Data records
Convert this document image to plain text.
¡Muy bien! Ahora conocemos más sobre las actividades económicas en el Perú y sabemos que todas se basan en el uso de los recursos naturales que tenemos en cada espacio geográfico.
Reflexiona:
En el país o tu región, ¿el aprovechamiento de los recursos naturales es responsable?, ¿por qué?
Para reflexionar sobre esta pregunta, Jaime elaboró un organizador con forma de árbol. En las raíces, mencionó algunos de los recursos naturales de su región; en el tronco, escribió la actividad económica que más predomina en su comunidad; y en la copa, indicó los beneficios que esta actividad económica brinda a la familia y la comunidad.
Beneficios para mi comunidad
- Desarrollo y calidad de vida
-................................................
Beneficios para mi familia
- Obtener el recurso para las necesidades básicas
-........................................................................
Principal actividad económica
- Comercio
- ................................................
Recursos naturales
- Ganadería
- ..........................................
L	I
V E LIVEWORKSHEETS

Written instruction:
Show each line in the entries that holds the string "naturales".

Answer to the exercise:
¡Muy bien! Ahora conocemos más sobre las actividades económicas en el Perú y sabemos que todas se basan en el uso de los recursos naturales que tenemos en cada espacio geográfico.
En el país o tu región, ¿el aprovechamiento de los recursos naturales es responsable?, ¿por qué?
Para reflexionar sobre esta pregunta, Jaime elaboró un organizador con forma de árbol. En las raíces, mencionó algunos de los recursos naturales de su región; en el tronco, escribió la actividad económica que más predomina en su comunidad; y en la copa, indicó los beneficios que esta actividad económica brinda a la familia y la comunidad.
Recursos naturales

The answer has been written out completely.